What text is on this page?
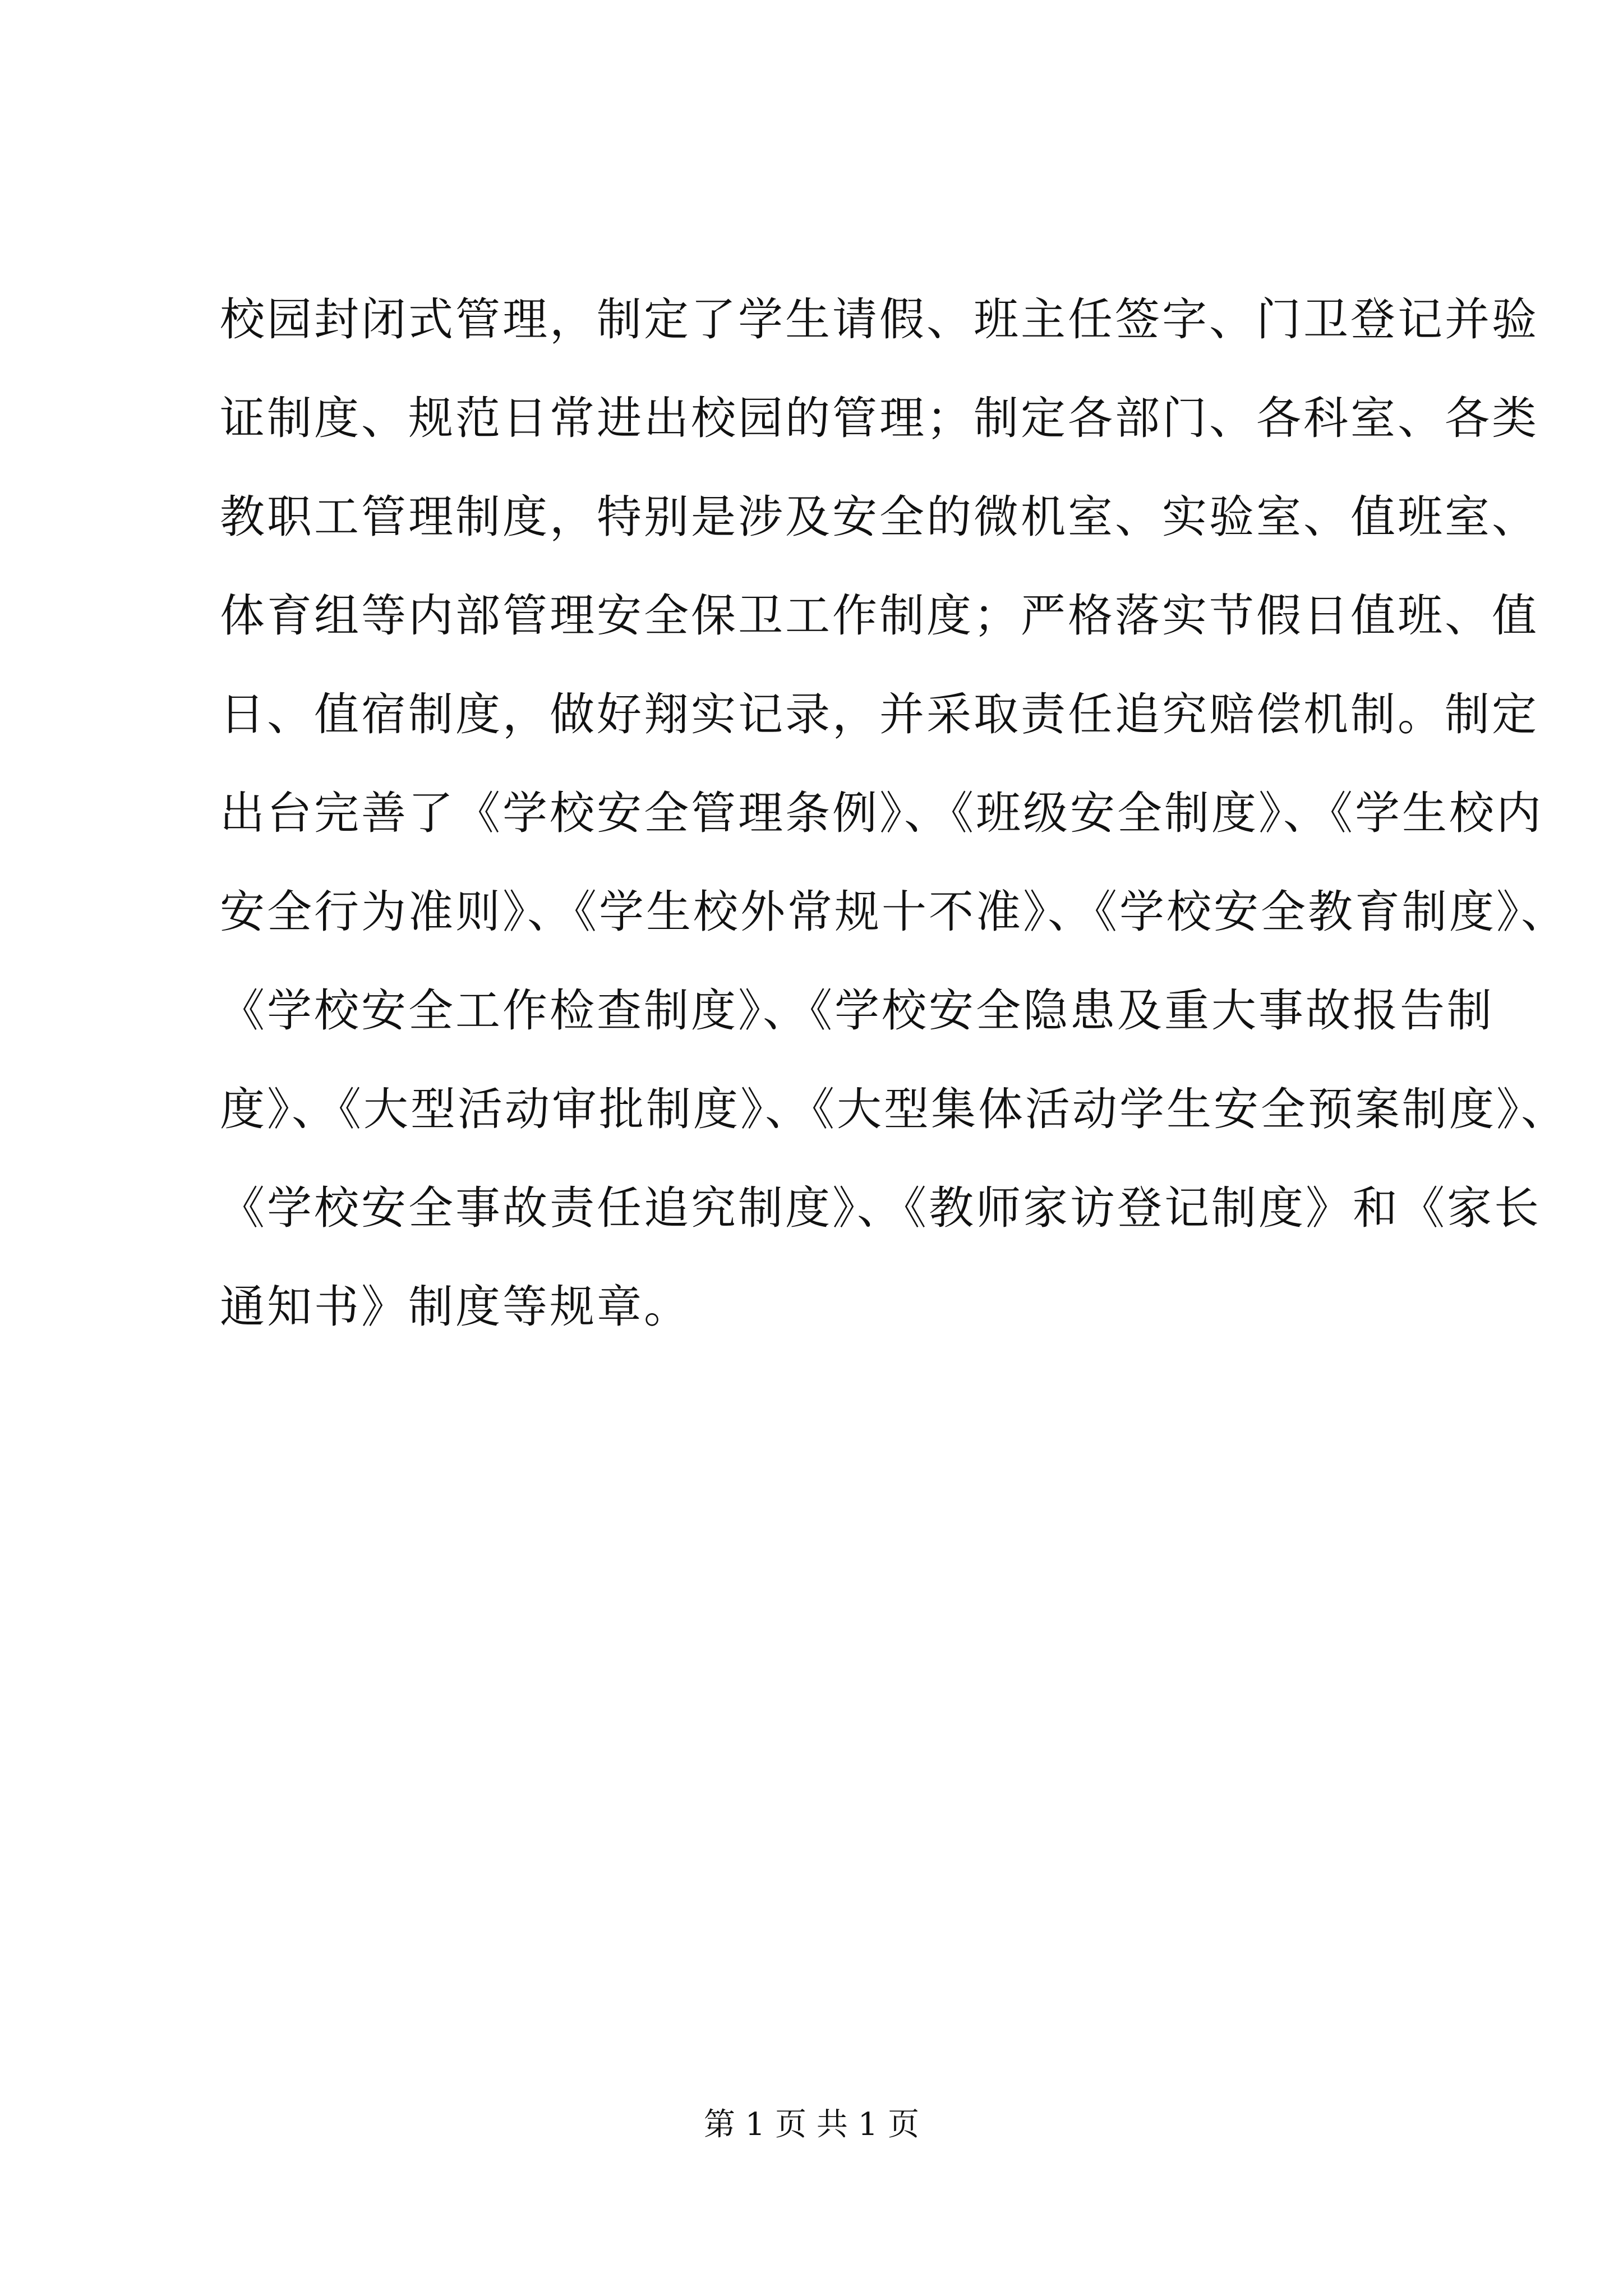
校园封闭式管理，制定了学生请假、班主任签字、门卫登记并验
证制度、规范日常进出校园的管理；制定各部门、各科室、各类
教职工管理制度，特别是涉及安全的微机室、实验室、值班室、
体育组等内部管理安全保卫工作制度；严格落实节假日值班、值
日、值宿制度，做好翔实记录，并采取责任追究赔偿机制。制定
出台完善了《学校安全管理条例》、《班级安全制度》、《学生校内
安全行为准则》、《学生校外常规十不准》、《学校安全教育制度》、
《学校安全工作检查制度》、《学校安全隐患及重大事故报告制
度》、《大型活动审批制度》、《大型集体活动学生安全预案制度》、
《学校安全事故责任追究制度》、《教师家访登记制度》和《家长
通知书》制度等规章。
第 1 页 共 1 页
==
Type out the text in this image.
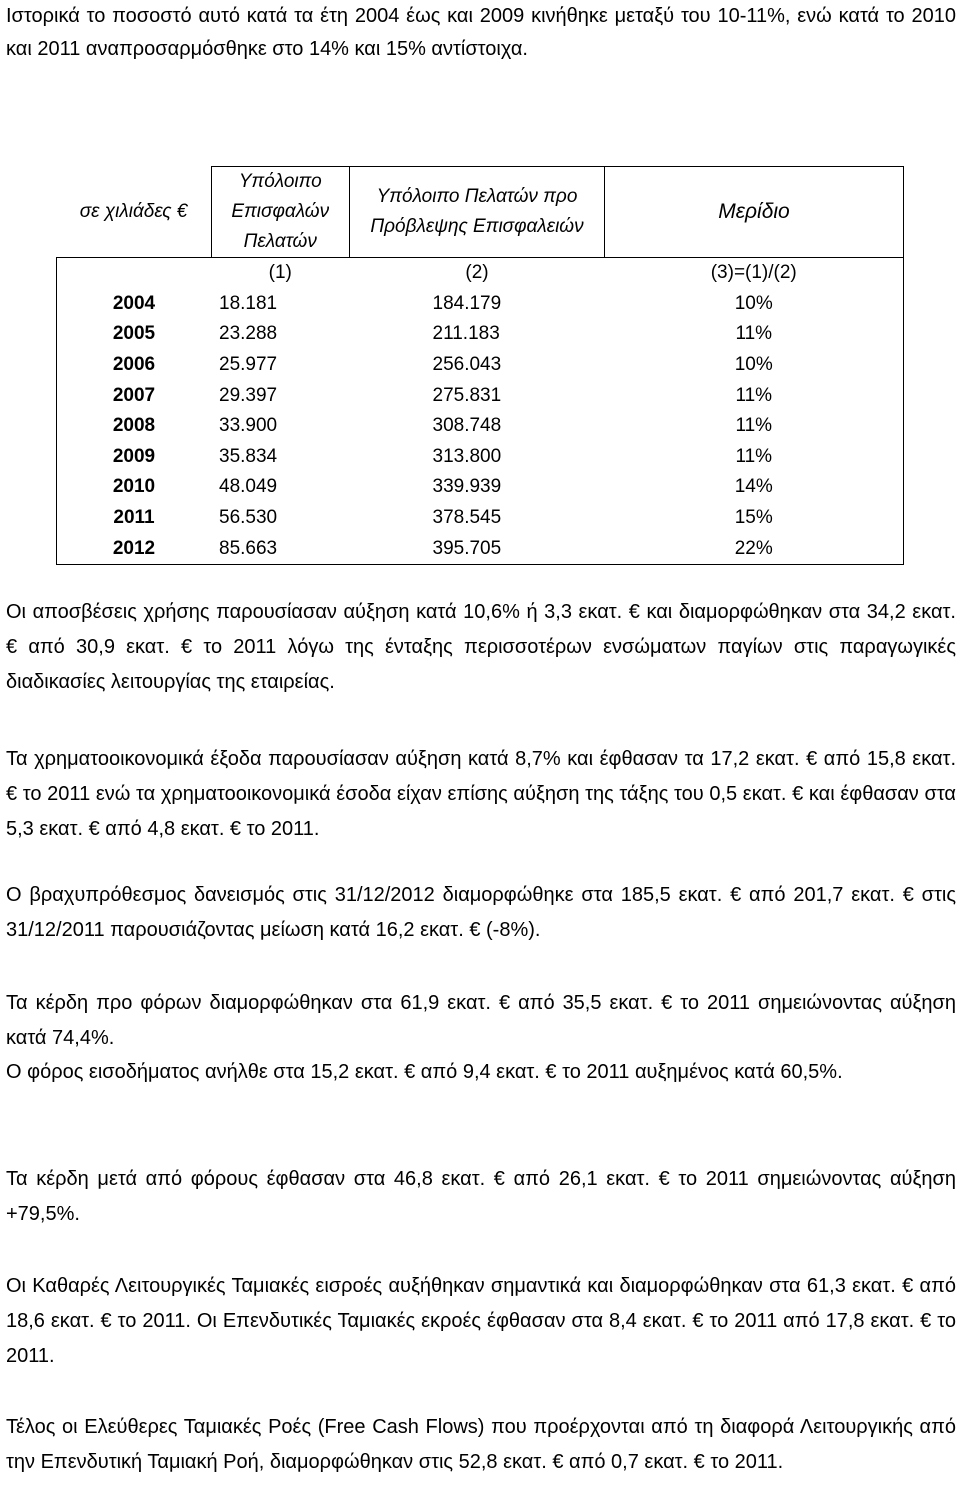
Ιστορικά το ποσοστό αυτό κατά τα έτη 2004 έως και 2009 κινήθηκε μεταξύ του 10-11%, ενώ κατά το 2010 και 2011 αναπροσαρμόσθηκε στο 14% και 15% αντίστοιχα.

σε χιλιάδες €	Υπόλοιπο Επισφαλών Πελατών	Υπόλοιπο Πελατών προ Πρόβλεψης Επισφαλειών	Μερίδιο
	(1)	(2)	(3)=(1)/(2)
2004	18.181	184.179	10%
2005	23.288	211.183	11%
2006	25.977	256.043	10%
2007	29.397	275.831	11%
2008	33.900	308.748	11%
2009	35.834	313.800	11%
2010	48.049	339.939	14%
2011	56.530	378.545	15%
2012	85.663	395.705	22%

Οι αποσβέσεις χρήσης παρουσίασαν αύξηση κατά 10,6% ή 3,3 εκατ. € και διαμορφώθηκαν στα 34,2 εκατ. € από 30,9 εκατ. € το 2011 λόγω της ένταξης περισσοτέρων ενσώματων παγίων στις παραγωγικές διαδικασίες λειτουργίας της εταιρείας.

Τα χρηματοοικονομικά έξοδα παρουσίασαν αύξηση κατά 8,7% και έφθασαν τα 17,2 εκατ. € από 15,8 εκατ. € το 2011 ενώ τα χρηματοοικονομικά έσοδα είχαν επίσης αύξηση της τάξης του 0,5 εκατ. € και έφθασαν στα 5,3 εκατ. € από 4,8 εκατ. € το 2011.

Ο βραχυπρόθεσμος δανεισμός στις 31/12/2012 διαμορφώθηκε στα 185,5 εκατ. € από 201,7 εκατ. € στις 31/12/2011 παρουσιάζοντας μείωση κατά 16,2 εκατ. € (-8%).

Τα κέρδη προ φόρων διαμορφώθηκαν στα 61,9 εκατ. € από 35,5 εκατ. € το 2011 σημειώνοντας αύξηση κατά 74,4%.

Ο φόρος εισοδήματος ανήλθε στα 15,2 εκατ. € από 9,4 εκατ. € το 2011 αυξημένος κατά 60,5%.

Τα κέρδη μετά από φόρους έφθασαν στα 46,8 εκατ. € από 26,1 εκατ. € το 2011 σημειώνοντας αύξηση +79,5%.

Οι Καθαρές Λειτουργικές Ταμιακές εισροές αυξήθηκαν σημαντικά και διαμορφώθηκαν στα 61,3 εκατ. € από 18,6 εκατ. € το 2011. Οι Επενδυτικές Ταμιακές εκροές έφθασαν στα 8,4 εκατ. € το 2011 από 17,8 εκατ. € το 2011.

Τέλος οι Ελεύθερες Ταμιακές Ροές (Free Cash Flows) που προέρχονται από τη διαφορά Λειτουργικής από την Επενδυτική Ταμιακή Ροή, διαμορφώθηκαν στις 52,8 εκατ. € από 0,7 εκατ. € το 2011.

→ **Exercise**
Check each line above for the string "διαμορφώθηκαν" and show the ones that have it.

→ **Solution to this task**
Οι αποσβέσεις χρήσης παρουσίασαν αύξηση κατά 10,6% ή 3,3 εκατ. € και διαμορφώθηκαν στα 34,2 εκατ. € από 30,9 εκατ. € το 2011 λόγω της ένταξης περισσοτέρων ενσώματων παγίων στις παραγωγικές διαδικασίες λειτουργίας της εταιρείας.
Τα κέρδη προ φόρων διαμορφώθηκαν στα 61,9 εκατ. € από 35,5 εκατ. € το 2011 σημειώνοντας αύξηση κατά 74,4%.
Οι Καθαρές Λειτουργικές Ταμιακές εισροές αυξήθηκαν σημαντικά και διαμορφώθηκαν στα 61,3 εκατ. € από 18,6 εκατ. € το 2011. Οι Επενδυτικές Ταμιακές εκροές έφθασαν στα 8,4 εκατ. € το 2011 από 17,8 εκατ. € το 2011.
Τέλος οι Ελεύθερες Ταμιακές Ροές (Free Cash Flows) που προέρχονται από τη διαφορά Λειτουργικής από την Επενδυτική Ταμιακή Ροή, διαμορφώθηκαν στις 52,8 εκατ. € από 0,7 εκατ. € το 2011.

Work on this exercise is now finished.